--- begin ---

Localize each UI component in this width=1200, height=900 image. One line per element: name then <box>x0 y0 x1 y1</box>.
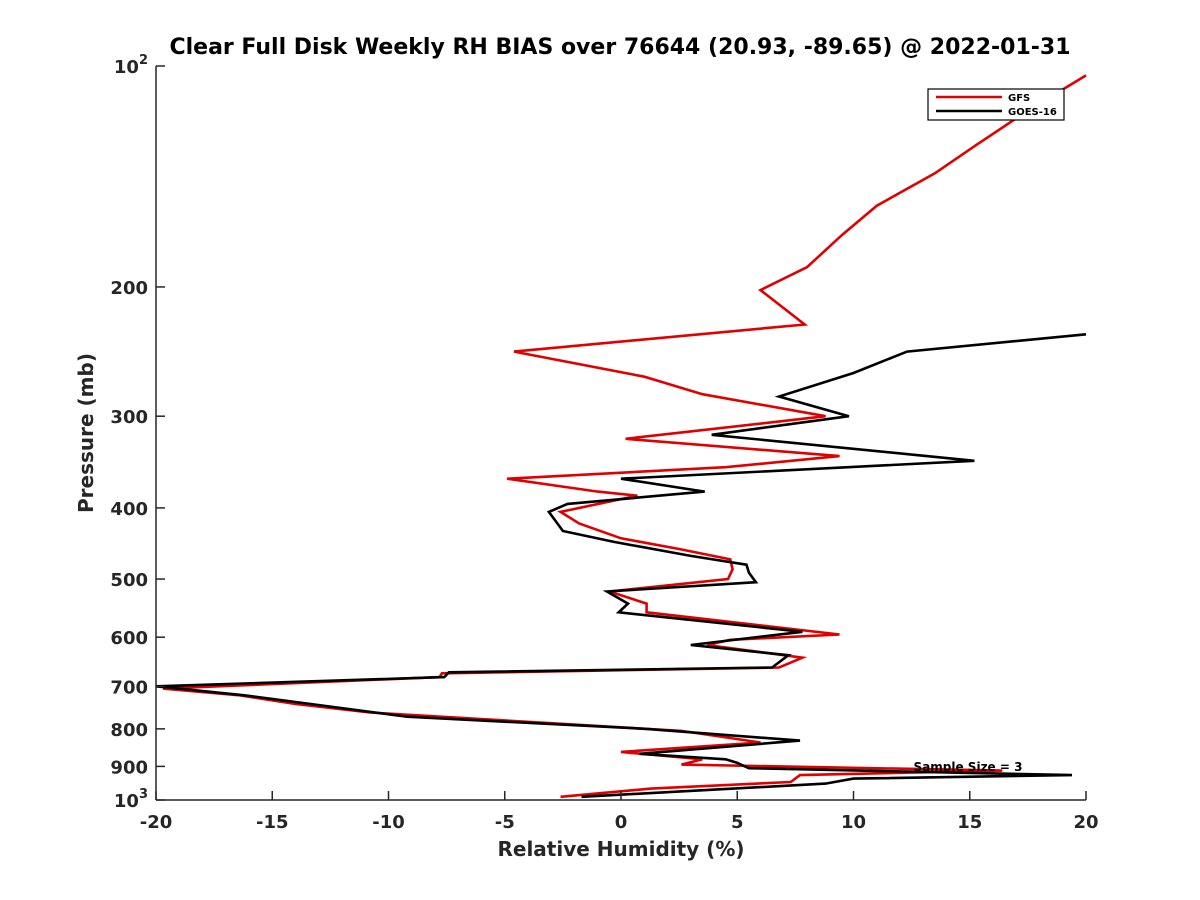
y-tick-label: 500 <box>110 570 148 591</box>
x-tick-label: -15 <box>256 812 289 833</box>
chart-title: Clear Full Disk Weekly RH BIAS over 7664… <box>169 35 1070 60</box>
y-tick-label: 700 <box>110 677 148 698</box>
x-tick-label: -5 <box>495 812 515 833</box>
legend-box <box>927 88 1065 121</box>
x-tick-label: 5 <box>731 812 744 833</box>
y-tick-label: 600 <box>110 628 148 649</box>
x-tick-label: -10 <box>372 812 405 833</box>
x-tick-label: 20 <box>1073 812 1098 833</box>
y-tick-label: 300 <box>110 407 148 428</box>
series-line-gfs <box>162 74 1087 799</box>
series-layer <box>155 74 1087 799</box>
y-power-tick-exponent: 3 <box>139 787 148 802</box>
y-power-tick-label: 103 <box>114 787 148 812</box>
y-power-tick-base: 10 <box>114 57 139 78</box>
series-line-goes-16 <box>155 333 1087 799</box>
legend-label-gfs: GFS <box>1008 93 1030 104</box>
y-tick-label: 200 <box>110 278 148 299</box>
y-tick-label: 800 <box>110 720 148 741</box>
x-ticks: -20 -15 -10 -5 0 5 10 15 20 <box>140 791 1099 833</box>
y-tick-label: 900 <box>110 757 148 778</box>
y-power-tick-exponent: 2 <box>139 53 148 68</box>
x-axis-title: Relative Humidity (%) <box>497 837 744 861</box>
sample-size-annotation: Sample Size = 3 <box>914 760 1023 774</box>
x-tick-label: 10 <box>841 812 866 833</box>
y-power-tick-base: 10 <box>114 791 139 812</box>
legend-label-goes-16: GOES-16 <box>1008 107 1057 118</box>
y-tick-label: 400 <box>110 499 148 520</box>
y-axis-title: Pressure (mb) <box>74 353 98 513</box>
y-power-tick-label: 102 <box>114 53 148 78</box>
x-tick-label: 0 <box>615 812 628 833</box>
x-tick-label: 15 <box>957 812 982 833</box>
x-tick-label: -20 <box>140 812 173 833</box>
legend: GFS GOES-16 <box>927 88 1065 121</box>
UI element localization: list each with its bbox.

--- end ---

■ Task objective:
Can you reproduce every line above exactly, leaving out the picture?

■ Result of the task:
Localize each UI component in this width=1200, height=900 image. One line per element: name then <box>x0 y0 x1 y1</box>.
y-tick-label: 500 <box>110 570 148 591</box>
x-tick-label: -15 <box>256 812 289 833</box>
chart-title: Clear Full Disk Weekly RH BIAS over 7664… <box>169 35 1070 60</box>
y-tick-label: 700 <box>110 677 148 698</box>
x-tick-label: -5 <box>495 812 515 833</box>
legend-box <box>927 88 1065 121</box>
x-tick-label: 5 <box>731 812 744 833</box>
y-tick-label: 600 <box>110 628 148 649</box>
x-tick-label: -10 <box>372 812 405 833</box>
x-tick-label: 20 <box>1073 812 1098 833</box>
y-tick-label: 300 <box>110 407 148 428</box>
series-line-gfs <box>162 74 1087 799</box>
series-layer <box>155 74 1087 799</box>
y-power-tick-exponent: 3 <box>139 787 148 802</box>
y-power-tick-label: 103 <box>114 787 148 812</box>
y-power-tick-base: 10 <box>114 57 139 78</box>
series-line-goes-16 <box>155 333 1087 799</box>
legend-label-gfs: GFS <box>1008 93 1030 104</box>
y-tick-label: 200 <box>110 278 148 299</box>
y-tick-label: 800 <box>110 720 148 741</box>
x-ticks: -20 -15 -10 -5 0 5 10 15 20 <box>140 791 1099 833</box>
y-tick-label: 900 <box>110 757 148 778</box>
y-power-tick-exponent: 2 <box>139 53 148 68</box>
x-axis-title: Relative Humidity (%) <box>497 837 744 861</box>
sample-size-annotation: Sample Size = 3 <box>914 760 1023 774</box>
x-tick-label: 10 <box>841 812 866 833</box>
y-power-tick-base: 10 <box>114 791 139 812</box>
legend-label-goes-16: GOES-16 <box>1008 107 1057 118</box>
y-tick-label: 400 <box>110 499 148 520</box>
y-axis-title: Pressure (mb) <box>74 353 98 513</box>
y-power-tick-label: 102 <box>114 53 148 78</box>
x-tick-label: 0 <box>615 812 628 833</box>
x-tick-label: 15 <box>957 812 982 833</box>
x-tick-label: -20 <box>140 812 173 833</box>
legend: GFS GOES-16 <box>927 88 1065 121</box>
UI element localization: list each with its bbox.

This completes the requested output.